__Activity__
All entries below are to be retyped in full, precisely as they appear.

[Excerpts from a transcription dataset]
:::

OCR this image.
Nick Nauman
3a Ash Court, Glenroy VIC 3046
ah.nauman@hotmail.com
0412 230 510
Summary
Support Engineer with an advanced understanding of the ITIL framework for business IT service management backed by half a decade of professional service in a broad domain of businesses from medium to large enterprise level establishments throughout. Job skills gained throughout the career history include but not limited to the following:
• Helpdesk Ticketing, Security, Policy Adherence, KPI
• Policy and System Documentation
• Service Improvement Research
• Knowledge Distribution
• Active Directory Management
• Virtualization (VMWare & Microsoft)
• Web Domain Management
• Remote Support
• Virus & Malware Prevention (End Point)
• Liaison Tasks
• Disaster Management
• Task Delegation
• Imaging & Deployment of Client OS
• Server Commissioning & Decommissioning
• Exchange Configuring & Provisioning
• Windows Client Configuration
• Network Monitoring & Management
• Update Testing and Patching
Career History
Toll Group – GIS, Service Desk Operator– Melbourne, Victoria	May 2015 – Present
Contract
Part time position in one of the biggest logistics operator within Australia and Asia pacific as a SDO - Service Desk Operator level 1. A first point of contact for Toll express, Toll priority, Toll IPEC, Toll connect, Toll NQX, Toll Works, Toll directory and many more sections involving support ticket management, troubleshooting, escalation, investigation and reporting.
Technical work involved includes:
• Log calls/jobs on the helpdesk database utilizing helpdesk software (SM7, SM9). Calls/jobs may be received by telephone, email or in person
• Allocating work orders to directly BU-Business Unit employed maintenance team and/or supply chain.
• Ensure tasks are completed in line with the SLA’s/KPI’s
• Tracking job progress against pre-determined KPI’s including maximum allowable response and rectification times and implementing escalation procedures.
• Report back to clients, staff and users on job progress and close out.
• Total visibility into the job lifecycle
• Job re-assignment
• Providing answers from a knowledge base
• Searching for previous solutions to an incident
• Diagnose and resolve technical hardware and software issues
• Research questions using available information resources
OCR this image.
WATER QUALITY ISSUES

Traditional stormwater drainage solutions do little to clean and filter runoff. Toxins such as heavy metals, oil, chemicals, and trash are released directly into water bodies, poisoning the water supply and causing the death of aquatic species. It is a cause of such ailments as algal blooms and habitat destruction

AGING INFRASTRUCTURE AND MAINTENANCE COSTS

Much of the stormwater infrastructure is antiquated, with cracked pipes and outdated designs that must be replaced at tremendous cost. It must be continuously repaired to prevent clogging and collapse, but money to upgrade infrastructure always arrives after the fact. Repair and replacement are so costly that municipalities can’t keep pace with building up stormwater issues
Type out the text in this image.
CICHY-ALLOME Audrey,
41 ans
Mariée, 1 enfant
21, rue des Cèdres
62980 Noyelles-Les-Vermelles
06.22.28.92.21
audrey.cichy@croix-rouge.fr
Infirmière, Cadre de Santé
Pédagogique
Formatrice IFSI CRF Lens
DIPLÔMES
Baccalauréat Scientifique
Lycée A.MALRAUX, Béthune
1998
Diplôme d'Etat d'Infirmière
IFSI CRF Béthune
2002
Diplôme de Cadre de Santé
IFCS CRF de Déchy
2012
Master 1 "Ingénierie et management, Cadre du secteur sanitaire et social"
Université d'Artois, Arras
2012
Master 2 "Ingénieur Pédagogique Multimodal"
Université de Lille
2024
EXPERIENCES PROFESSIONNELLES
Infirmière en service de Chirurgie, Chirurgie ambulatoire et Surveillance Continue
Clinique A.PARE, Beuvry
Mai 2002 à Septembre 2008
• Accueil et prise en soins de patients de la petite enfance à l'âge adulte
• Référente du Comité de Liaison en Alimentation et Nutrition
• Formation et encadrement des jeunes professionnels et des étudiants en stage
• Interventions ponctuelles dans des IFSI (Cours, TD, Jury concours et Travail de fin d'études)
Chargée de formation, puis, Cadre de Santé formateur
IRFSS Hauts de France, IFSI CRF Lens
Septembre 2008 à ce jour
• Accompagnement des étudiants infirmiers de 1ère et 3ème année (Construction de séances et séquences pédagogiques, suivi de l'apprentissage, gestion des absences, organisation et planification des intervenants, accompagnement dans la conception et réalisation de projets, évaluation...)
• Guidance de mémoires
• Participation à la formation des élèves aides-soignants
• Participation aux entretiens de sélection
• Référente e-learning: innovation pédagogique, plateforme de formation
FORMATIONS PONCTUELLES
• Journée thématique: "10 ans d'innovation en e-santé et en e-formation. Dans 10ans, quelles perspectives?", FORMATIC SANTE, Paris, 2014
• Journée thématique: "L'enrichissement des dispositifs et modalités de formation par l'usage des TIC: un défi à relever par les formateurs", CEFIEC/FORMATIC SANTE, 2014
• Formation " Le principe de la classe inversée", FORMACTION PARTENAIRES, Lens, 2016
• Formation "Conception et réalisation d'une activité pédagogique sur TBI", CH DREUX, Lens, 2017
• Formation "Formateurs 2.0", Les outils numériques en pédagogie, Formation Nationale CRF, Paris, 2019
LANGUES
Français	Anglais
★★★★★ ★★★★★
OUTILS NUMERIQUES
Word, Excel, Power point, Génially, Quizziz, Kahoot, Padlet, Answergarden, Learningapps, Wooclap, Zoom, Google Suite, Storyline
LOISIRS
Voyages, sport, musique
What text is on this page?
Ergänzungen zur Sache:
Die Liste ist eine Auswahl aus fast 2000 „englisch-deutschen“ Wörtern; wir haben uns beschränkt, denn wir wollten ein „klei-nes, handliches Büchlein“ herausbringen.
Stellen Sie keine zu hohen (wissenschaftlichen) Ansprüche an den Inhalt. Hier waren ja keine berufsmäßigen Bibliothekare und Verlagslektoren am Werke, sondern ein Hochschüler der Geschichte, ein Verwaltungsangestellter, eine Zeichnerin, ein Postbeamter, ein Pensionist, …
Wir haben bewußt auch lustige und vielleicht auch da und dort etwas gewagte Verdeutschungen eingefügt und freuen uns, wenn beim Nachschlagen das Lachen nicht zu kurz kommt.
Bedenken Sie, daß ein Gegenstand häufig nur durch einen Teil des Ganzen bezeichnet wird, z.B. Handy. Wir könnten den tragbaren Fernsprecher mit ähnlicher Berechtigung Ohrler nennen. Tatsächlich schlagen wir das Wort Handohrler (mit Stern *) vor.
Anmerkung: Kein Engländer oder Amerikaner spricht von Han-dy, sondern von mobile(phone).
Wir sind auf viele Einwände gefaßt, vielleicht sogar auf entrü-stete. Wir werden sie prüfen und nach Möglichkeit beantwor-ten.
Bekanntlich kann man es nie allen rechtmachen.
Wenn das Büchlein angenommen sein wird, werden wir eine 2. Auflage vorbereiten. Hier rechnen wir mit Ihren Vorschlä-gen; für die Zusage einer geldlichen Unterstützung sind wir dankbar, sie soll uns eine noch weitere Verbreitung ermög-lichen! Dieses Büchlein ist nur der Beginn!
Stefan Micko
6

:::

__Answer to this problem__
OCR this image.
Nick Nauman
3a Ash Court, Glenroy VIC 3046
ah.nauman@hotmail.com
0412 230 510
Summary
Support Engineer with an advanced understanding of the ITIL framework for business IT service management backed by half a decade of professional service in a broad domain of businesses from medium to large enterprise level establishments throughout. Job skills gained throughout the career history include but not limited to the following:
• Helpdesk Ticketing, Security, Policy Adherence, KPI
• Policy and System Documentation
• Service Improvement Research
• Knowledge Distribution
• Active Directory Management
• Virtualization (VMWare & Microsoft)
• Web Domain Management
• Remote Support
• Virus & Malware Prevention (End Point)
• Liaison Tasks
• Disaster Management
• Task Delegation
• Imaging & Deployment of Client OS
• Server Commissioning & Decommissioning
• Exchange Configuring & Provisioning
• Windows Client Configuration
• Network Monitoring & Management
• Update Testing and Patching
Career History
Toll Group – GIS, Service Desk Operator– Melbourne, Victoria	May 2015 – Present
Contract
Part time position in one of the biggest logistics operator within Australia and Asia pacific as a SDO - Service Desk Operator level 1. A first point of contact for Toll express, Toll priority, Toll IPEC, Toll connect, Toll NQX, Toll Works, Toll directory and many more sections involving support ticket management, troubleshooting, escalation, investigation and reporting.
Technical work involved includes:
• Log calls/jobs on the helpdesk database utilizing helpdesk software (SM7, SM9). Calls/jobs may be received by telephone, email or in person
• Allocating work orders to directly BU-Business Unit employed maintenance team and/or supply chain.
• Ensure tasks are completed in line with the SLA’s/KPI’s
• Tracking job progress against pre-determined KPI’s including maximum allowable response and rectification times and implementing escalation procedures.
• Report back to clients, staff and users on job progress and close out.
• Total visibility into the job lifecycle
• Job re-assignment
• Providing answers from a knowledge base
• Searching for previous solutions to an incident
• Diagnose and resolve technical hardware and software issues
• Research questions using available information resources
OCR this image.
WATER QUALITY ISSUES

Traditional stormwater drainage solutions do little to clean and filter runoff. Toxins such as heavy metals, oil, chemicals, and trash are released directly into water bodies, poisoning the water supply and causing the death of aquatic species. It is a cause of such ailments as algal blooms and habitat destruction

AGING INFRASTRUCTURE AND MAINTENANCE COSTS

Much of the stormwater infrastructure is antiquated, with cracked pipes and outdated designs that must be replaced at tremendous cost. It must be continuously repaired to prevent clogging and collapse, but money to upgrade infrastructure always arrives after the fact. Repair and replacement are so costly that municipalities can’t keep pace with building up stormwater issues
Type out the text in this image.
CICHY-ALLOME Audrey,
41 ans
Mariée, 1 enfant
21, rue des Cèdres
62980 Noyelles-Les-Vermelles
06.22.28.92.21
audrey.cichy@croix-rouge.fr
Infirmière, Cadre de Santé
Pédagogique
Formatrice IFSI CRF Lens
DIPLÔMES
Baccalauréat Scientifique
Lycée A.MALRAUX, Béthune
1998
Diplôme d'Etat d'Infirmière
IFSI CRF Béthune
2002
Diplôme de Cadre de Santé
IFCS CRF de Déchy
2012
Master 1 "Ingénierie et management, Cadre du secteur sanitaire et social"
Université d'Artois, Arras
2012
Master 2 "Ingénieur Pédagogique Multimodal"
Université de Lille
2024
EXPERIENCES PROFESSIONNELLES
Infirmière en service de Chirurgie, Chirurgie ambulatoire et Surveillance Continue
Clinique A.PARE, Beuvry
Mai 2002 à Septembre 2008
• Accueil et prise en soins de patients de la petite enfance à l'âge adulte
• Référente du Comité de Liaison en Alimentation et Nutrition
• Formation et encadrement des jeunes professionnels et des étudiants en stage
• Interventions ponctuelles dans des IFSI (Cours, TD, Jury concours et Travail de fin d'études)
Chargée de formation, puis, Cadre de Santé formateur
IRFSS Hauts de France, IFSI CRF Lens
Septembre 2008 à ce jour
• Accompagnement des étudiants infirmiers de 1ère et 3ème année (Construction de séances et séquences pédagogiques, suivi de l'apprentissage, gestion des absences, organisation et planification des intervenants, accompagnement dans la conception et réalisation de projets, évaluation...)
• Guidance de mémoires
• Participation à la formation des élèves aides-soignants
• Participation aux entretiens de sélection
• Référente e-learning: innovation pédagogique, plateforme de formation
FORMATIONS PONCTUELLES
• Journée thématique: "10 ans d'innovation en e-santé et en e-formation. Dans 10ans, quelles perspectives?", FORMATIC SANTE, Paris, 2014
• Journée thématique: "L'enrichissement des dispositifs et modalités de formation par l'usage des TIC: un défi à relever par les formateurs", CEFIEC/FORMATIC SANTE, 2014
• Formation " Le principe de la classe inversée", FORMACTION PARTENAIRES, Lens, 2016
• Formation "Conception et réalisation d'une activité pédagogique sur TBI", CH DREUX, Lens, 2017
• Formation "Formateurs 2.0", Les outils numériques en pédagogie, Formation Nationale CRF, Paris, 2019
LANGUES
Français	Anglais
★★★★★ ★★★★★
OUTILS NUMERIQUES
Word, Excel, Power point, Génially, Quizziz, Kahoot, Padlet, Answergarden, Learningapps, Wooclap, Zoom, Google Suite, Storyline
LOISIRS
Voyages, sport, musique
What text is on this page?
Ergänzungen zur Sache:
Die Liste ist eine Auswahl aus fast 2000 „englisch-deutschen“ Wörtern; wir haben uns beschränkt, denn wir wollten ein „klei-nes, handliches Büchlein“ herausbringen.
Stellen Sie keine zu hohen (wissenschaftlichen) Ansprüche an den Inhalt. Hier waren ja keine berufsmäßigen Bibliothekare und Verlagslektoren am Werke, sondern ein Hochschüler der Geschichte, ein Verwaltungsangestellter, eine Zeichnerin, ein Postbeamter, ein Pensionist, …
Wir haben bewußt auch lustige und vielleicht auch da und dort etwas gewagte Verdeutschungen eingefügt und freuen uns, wenn beim Nachschlagen das Lachen nicht zu kurz kommt.
Bedenken Sie, daß ein Gegenstand häufig nur durch einen Teil des Ganzen bezeichnet wird, z.B. Handy. Wir könnten den tragbaren Fernsprecher mit ähnlicher Berechtigung Ohrler nennen. Tatsächlich schlagen wir das Wort Handohrler (mit Stern *) vor.
Anmerkung: Kein Engländer oder Amerikaner spricht von Han-dy, sondern von mobile(phone).
Wir sind auf viele Einwände gefaßt, vielleicht sogar auf entrü-stete. Wir werden sie prüfen und nach Möglichkeit beantwor-ten.
Bekanntlich kann man es nie allen rechtmachen.
Wenn das Büchlein angenommen sein wird, werden wir eine 2. Auflage vorbereiten. Hier rechnen wir mit Ihren Vorschlä-gen; für die Zusage einer geldlichen Unterstützung sind wir dankbar, sie soll uns eine noch weitere Verbreitung ermög-lichen! Dieses Büchlein ist nur der Beginn!
Stefan Micko
6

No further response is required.